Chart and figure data
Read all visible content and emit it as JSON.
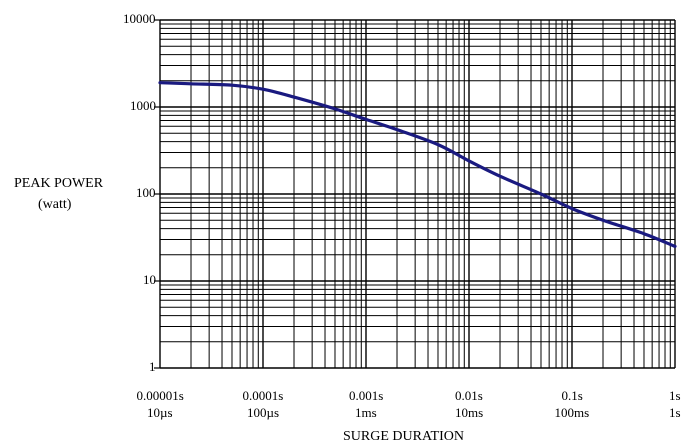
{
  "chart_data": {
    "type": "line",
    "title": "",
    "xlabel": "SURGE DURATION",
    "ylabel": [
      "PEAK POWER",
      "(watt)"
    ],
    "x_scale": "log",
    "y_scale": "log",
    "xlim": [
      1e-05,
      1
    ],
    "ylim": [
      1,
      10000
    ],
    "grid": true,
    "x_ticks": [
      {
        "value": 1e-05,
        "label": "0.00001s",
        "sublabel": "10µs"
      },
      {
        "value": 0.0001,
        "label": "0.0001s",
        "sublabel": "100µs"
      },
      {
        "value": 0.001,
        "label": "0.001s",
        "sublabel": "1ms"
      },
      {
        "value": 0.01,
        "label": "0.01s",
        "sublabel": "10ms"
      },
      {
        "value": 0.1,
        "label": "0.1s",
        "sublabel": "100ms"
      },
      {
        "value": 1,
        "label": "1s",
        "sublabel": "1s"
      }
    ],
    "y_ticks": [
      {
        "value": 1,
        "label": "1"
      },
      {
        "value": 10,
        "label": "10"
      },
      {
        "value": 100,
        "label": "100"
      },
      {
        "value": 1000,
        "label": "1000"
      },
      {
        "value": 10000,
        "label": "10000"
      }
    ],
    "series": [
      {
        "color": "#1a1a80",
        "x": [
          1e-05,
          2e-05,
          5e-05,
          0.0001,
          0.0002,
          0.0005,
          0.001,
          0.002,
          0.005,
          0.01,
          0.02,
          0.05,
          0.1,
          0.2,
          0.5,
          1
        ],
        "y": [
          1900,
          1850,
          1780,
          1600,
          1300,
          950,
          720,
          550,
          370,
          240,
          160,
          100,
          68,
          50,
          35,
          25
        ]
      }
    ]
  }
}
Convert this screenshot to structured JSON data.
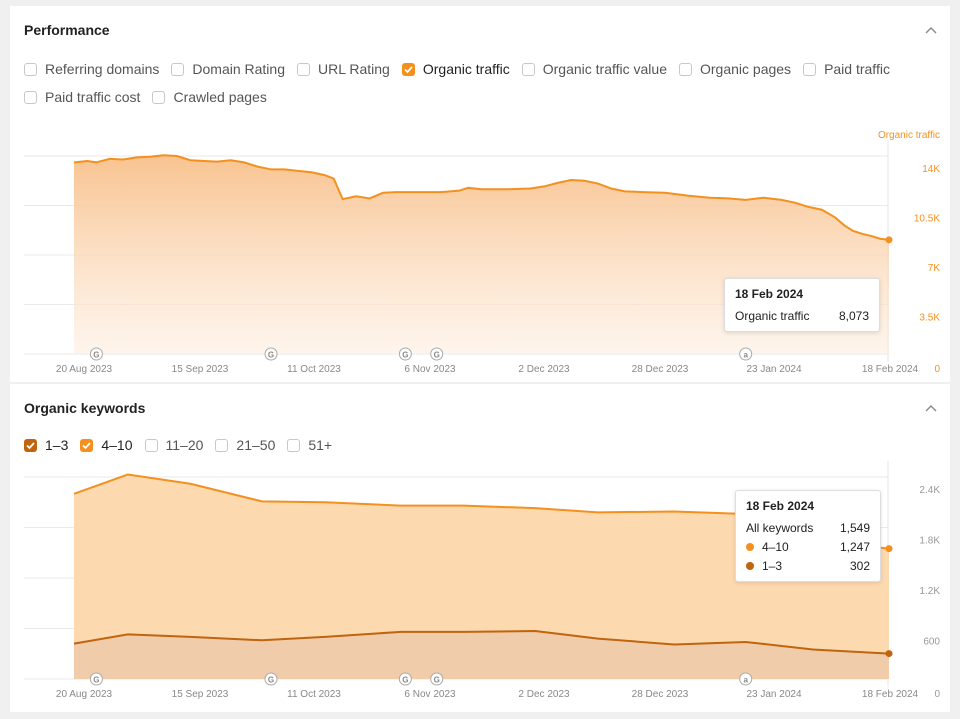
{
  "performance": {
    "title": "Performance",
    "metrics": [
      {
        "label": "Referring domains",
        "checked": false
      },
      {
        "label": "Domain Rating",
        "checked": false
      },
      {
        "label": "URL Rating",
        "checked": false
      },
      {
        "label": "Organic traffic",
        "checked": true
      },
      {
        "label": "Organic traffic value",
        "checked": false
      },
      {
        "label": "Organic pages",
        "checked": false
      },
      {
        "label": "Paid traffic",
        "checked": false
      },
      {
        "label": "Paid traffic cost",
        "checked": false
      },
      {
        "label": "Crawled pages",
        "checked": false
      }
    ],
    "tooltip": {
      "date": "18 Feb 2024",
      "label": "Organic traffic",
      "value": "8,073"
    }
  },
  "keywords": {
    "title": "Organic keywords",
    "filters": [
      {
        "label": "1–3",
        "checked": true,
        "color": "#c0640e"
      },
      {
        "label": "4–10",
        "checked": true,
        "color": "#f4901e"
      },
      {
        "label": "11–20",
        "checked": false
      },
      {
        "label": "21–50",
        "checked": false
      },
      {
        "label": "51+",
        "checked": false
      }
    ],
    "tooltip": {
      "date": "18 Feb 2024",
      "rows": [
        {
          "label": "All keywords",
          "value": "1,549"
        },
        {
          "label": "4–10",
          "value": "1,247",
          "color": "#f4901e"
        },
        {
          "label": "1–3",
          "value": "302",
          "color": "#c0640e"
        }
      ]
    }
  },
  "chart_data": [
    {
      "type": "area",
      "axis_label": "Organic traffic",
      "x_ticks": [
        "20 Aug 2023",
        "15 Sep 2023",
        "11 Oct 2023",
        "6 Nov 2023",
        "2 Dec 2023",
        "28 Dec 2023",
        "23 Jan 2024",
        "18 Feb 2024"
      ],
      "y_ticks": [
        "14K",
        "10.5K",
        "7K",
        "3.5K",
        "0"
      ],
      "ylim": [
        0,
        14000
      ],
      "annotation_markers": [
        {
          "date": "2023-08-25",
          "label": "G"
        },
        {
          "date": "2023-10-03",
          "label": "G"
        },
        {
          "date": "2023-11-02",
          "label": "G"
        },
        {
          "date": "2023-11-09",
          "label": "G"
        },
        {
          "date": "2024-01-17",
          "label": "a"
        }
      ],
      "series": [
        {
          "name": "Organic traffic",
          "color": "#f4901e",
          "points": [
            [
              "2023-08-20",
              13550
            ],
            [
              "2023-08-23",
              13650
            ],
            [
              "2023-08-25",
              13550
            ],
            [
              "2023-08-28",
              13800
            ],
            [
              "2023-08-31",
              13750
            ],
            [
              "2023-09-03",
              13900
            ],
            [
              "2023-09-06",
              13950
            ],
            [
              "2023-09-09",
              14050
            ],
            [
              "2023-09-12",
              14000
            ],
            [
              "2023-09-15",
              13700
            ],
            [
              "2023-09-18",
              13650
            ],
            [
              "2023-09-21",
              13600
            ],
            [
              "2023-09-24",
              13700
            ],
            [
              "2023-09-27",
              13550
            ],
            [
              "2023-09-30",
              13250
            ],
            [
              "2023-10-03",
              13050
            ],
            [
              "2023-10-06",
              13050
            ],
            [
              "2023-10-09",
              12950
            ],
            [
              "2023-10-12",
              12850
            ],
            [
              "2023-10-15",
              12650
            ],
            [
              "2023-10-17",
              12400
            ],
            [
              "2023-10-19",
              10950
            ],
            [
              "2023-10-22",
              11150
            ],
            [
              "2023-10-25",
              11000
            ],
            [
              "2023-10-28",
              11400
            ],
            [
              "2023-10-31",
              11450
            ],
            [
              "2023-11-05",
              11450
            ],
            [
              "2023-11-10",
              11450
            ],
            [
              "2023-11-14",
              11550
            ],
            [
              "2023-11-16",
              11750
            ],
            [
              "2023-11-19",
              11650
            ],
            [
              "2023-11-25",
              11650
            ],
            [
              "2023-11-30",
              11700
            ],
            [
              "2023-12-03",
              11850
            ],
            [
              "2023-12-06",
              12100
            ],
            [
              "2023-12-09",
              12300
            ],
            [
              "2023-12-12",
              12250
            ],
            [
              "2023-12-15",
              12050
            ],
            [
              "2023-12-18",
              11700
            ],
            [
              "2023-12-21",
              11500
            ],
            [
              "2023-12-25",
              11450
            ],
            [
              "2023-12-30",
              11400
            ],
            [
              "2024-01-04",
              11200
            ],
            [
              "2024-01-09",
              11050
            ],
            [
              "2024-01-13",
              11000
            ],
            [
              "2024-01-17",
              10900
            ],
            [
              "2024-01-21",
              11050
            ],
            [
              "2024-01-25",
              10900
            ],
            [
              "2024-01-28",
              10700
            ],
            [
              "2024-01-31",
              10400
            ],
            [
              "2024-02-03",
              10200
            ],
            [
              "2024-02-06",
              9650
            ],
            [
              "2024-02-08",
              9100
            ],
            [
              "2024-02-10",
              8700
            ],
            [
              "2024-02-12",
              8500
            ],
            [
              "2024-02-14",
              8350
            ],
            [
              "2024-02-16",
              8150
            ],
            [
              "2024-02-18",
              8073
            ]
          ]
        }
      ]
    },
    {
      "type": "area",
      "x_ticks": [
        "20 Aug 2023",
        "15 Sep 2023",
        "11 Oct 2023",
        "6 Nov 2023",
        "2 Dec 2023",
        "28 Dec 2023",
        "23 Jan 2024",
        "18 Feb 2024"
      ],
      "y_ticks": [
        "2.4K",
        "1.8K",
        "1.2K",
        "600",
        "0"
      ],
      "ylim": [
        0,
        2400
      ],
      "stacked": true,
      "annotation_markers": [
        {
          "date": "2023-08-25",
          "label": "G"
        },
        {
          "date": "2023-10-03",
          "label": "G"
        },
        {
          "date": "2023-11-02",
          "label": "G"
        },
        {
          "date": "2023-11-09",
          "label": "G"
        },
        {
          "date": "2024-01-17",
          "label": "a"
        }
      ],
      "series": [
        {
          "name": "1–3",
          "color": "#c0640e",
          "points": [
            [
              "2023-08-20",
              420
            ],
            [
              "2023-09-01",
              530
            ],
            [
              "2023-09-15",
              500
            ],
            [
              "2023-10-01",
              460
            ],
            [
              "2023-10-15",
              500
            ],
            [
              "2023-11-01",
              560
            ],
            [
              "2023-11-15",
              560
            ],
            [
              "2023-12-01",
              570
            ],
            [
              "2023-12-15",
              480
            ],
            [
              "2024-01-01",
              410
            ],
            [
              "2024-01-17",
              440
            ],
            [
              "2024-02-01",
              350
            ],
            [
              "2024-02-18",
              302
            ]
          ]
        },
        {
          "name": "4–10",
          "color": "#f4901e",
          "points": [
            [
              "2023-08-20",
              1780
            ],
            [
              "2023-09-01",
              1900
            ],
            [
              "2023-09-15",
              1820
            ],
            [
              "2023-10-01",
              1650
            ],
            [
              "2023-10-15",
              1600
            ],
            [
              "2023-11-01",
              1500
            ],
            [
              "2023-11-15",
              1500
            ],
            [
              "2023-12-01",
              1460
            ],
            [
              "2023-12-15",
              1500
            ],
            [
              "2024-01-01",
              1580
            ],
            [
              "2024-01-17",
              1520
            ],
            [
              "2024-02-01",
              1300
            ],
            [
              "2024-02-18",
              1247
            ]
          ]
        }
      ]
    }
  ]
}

* * *

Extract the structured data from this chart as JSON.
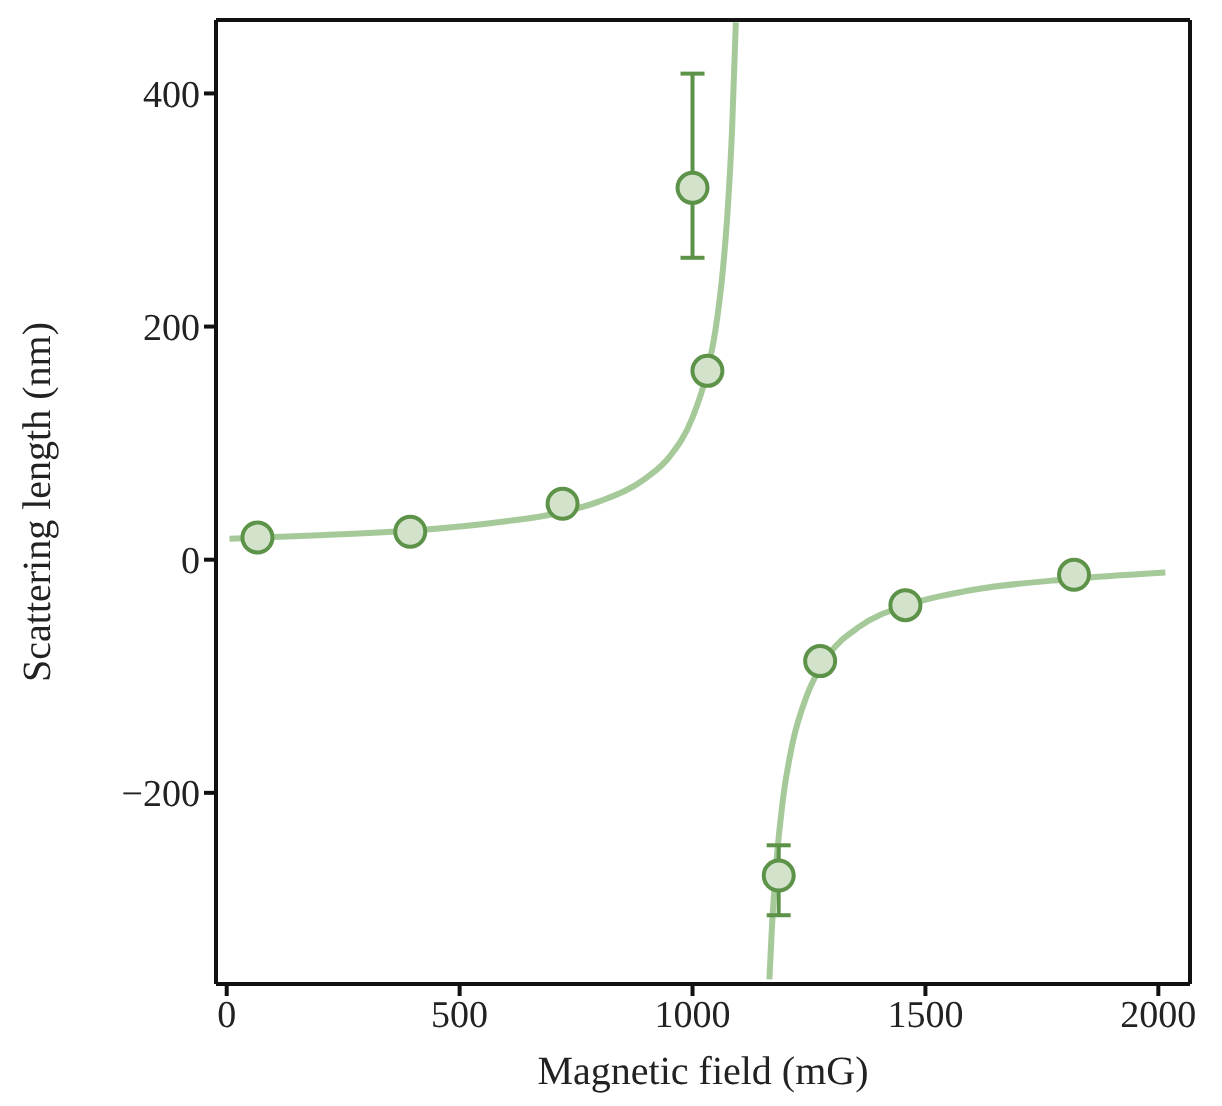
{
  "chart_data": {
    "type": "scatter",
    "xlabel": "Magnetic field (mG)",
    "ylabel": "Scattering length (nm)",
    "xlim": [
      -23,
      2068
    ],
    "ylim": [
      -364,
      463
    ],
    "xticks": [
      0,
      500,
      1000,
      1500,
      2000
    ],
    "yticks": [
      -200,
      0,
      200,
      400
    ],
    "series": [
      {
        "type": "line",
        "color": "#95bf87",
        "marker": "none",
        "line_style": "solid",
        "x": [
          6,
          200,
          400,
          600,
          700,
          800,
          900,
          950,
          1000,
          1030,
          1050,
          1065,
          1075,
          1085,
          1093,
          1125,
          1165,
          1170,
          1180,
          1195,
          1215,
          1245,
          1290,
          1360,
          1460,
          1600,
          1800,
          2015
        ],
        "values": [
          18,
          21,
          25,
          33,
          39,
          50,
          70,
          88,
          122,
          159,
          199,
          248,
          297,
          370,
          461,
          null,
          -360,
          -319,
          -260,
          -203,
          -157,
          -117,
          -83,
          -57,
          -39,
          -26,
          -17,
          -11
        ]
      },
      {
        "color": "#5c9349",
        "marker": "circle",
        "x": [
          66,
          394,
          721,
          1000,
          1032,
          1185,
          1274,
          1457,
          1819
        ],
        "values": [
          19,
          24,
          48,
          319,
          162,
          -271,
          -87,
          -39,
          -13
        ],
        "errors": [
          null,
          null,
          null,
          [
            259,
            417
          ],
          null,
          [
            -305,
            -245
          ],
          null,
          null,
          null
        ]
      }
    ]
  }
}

* Goal of the exercise
Pull every line containing "Organic" from the data.

* Output of the exercise
        "label": "Organic traffic",
        "label": "Organic traffic value",
        "label": "Organic pages",
      "label": "Organic traffic",
    "title": "Organic keywords",
      "axis_label": "Organic traffic",
          "name": "Organic traffic",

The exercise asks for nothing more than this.